● **The request**:
Your task is to print all of the material verbatim.

.....

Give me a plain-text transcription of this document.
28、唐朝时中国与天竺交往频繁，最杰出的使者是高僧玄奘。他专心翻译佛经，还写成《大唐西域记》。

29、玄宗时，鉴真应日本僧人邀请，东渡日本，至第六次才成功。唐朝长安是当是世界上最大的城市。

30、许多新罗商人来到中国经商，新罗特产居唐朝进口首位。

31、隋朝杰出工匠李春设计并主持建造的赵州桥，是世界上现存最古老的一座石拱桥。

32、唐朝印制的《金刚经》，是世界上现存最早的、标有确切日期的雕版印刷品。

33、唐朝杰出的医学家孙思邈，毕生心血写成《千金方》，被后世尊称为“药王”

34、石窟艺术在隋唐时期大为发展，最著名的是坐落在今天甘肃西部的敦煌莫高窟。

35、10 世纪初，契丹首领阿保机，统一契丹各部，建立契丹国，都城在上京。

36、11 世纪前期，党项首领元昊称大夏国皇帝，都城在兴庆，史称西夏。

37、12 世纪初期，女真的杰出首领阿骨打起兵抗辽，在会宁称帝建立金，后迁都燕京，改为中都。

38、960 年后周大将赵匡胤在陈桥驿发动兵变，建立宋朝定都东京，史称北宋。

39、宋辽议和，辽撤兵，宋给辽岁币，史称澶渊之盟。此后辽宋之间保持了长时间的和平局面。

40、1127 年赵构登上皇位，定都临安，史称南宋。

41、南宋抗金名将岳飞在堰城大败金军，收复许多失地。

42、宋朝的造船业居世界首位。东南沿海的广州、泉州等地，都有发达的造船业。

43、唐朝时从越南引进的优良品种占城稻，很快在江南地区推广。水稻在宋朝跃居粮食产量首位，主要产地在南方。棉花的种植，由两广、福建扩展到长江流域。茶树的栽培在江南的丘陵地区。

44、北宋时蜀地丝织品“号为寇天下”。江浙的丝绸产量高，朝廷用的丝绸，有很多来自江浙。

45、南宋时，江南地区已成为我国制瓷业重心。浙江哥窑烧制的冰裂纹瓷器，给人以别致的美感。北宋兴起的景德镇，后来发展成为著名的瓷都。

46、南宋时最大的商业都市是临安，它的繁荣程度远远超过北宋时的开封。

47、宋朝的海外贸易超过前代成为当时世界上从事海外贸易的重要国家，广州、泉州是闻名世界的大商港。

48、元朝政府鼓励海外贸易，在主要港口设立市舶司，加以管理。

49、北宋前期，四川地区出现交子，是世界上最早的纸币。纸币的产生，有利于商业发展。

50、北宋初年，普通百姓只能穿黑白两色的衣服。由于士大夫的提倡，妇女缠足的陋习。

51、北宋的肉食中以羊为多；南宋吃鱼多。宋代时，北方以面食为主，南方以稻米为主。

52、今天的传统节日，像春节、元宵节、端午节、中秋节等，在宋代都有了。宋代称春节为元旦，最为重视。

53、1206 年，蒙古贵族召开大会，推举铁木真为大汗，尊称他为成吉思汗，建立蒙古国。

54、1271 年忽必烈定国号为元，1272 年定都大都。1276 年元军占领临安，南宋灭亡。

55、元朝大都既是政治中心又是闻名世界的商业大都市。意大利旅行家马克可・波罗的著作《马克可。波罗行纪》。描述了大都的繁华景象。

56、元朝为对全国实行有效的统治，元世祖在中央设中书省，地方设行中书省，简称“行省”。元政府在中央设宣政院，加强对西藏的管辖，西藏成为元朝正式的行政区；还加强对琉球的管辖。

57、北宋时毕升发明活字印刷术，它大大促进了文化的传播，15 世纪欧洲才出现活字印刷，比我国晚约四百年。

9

.....

● **Exercise response**:
Give me a plain-text transcription of this document.
28、唐朝时中国与天竺交往频繁，最杰出的使者是高僧玄奘。他专心翻译佛经，还写成《大唐西域记》。

29、玄宗时，鉴真应日本僧人邀请，东渡日本，至第六次才成功。唐朝长安是当是世界上最大的城市。

30、许多新罗商人来到中国经商，新罗特产居唐朝进口首位。

31、隋朝杰出工匠李春设计并主持建造的赵州桥，是世界上现存最古老的一座石拱桥。

32、唐朝印制的《金刚经》，是世界上现存最早的、标有确切日期的雕版印刷品。

33、唐朝杰出的医学家孙思邈，毕生心血写成《千金方》，被后世尊称为“药王”

34、石窟艺术在隋唐时期大为发展，最著名的是坐落在今天甘肃西部的敦煌莫高窟。

35、10 世纪初，契丹首领阿保机，统一契丹各部，建立契丹国，都城在上京。

36、11 世纪前期，党项首领元昊称大夏国皇帝，都城在兴庆，史称西夏。

37、12 世纪初期，女真的杰出首领阿骨打起兵抗辽，在会宁称帝建立金，后迁都燕京，改为中都。

38、960 年后周大将赵匡胤在陈桥驿发动兵变，建立宋朝定都东京，史称北宋。

39、宋辽议和，辽撤兵，宋给辽岁币，史称澶渊之盟。此后辽宋之间保持了长时间的和平局面。

40、1127 年赵构登上皇位，定都临安，史称南宋。

41、南宋抗金名将岳飞在堰城大败金军，收复许多失地。

42、宋朝的造船业居世界首位。东南沿海的广州、泉州等地，都有发达的造船业。

43、唐朝时从越南引进的优良品种占城稻，很快在江南地区推广。水稻在宋朝跃居粮食产量首位，主要产地在南方。棉花的种植，由两广、福建扩展到长江流域。茶树的栽培在江南的丘陵地区。

44、北宋时蜀地丝织品“号为寇天下”。江浙的丝绸产量高，朝廷用的丝绸，有很多来自江浙。

45、南宋时，江南地区已成为我国制瓷业重心。浙江哥窑烧制的冰裂纹瓷器，给人以别致的美感。北宋兴起的景德镇，后来发展成为著名的瓷都。

46、南宋时最大的商业都市是临安，它的繁荣程度远远超过北宋时的开封。

47、宋朝的海外贸易超过前代成为当时世界上从事海外贸易的重要国家，广州、泉州是闻名世界的大商港。

48、元朝政府鼓励海外贸易，在主要港口设立市舶司，加以管理。

49、北宋前期，四川地区出现交子，是世界上最早的纸币。纸币的产生，有利于商业发展。

50、北宋初年，普通百姓只能穿黑白两色的衣服。由于士大夫的提倡，妇女缠足的陋习。

51、北宋的肉食中以羊为多；南宋吃鱼多。宋代时，北方以面食为主，南方以稻米为主。

52、今天的传统节日，像春节、元宵节、端午节、中秋节等，在宋代都有了。宋代称春节为元旦，最为重视。

53、1206 年，蒙古贵族召开大会，推举铁木真为大汗，尊称他为成吉思汗，建立蒙古国。

54、1271 年忽必烈定国号为元，1272 年定都大都。1276 年元军占领临安，南宋灭亡。

55、元朝大都既是政治中心又是闻名世界的商业大都市。意大利旅行家马克可・波罗的著作《马克可。波罗行纪》。描述了大都的繁华景象。

56、元朝为对全国实行有效的统治，元世祖在中央设中书省，地方设行中书省，简称“行省”。元政府在中央设宣政院，加强对西藏的管辖，西藏成为元朝正式的行政区；还加强对琉球的管辖。

57、北宋时毕升发明活字印刷术，它大大促进了文化的传播，15 世纪欧洲才出现活字印刷，比我国晚约四百年。

9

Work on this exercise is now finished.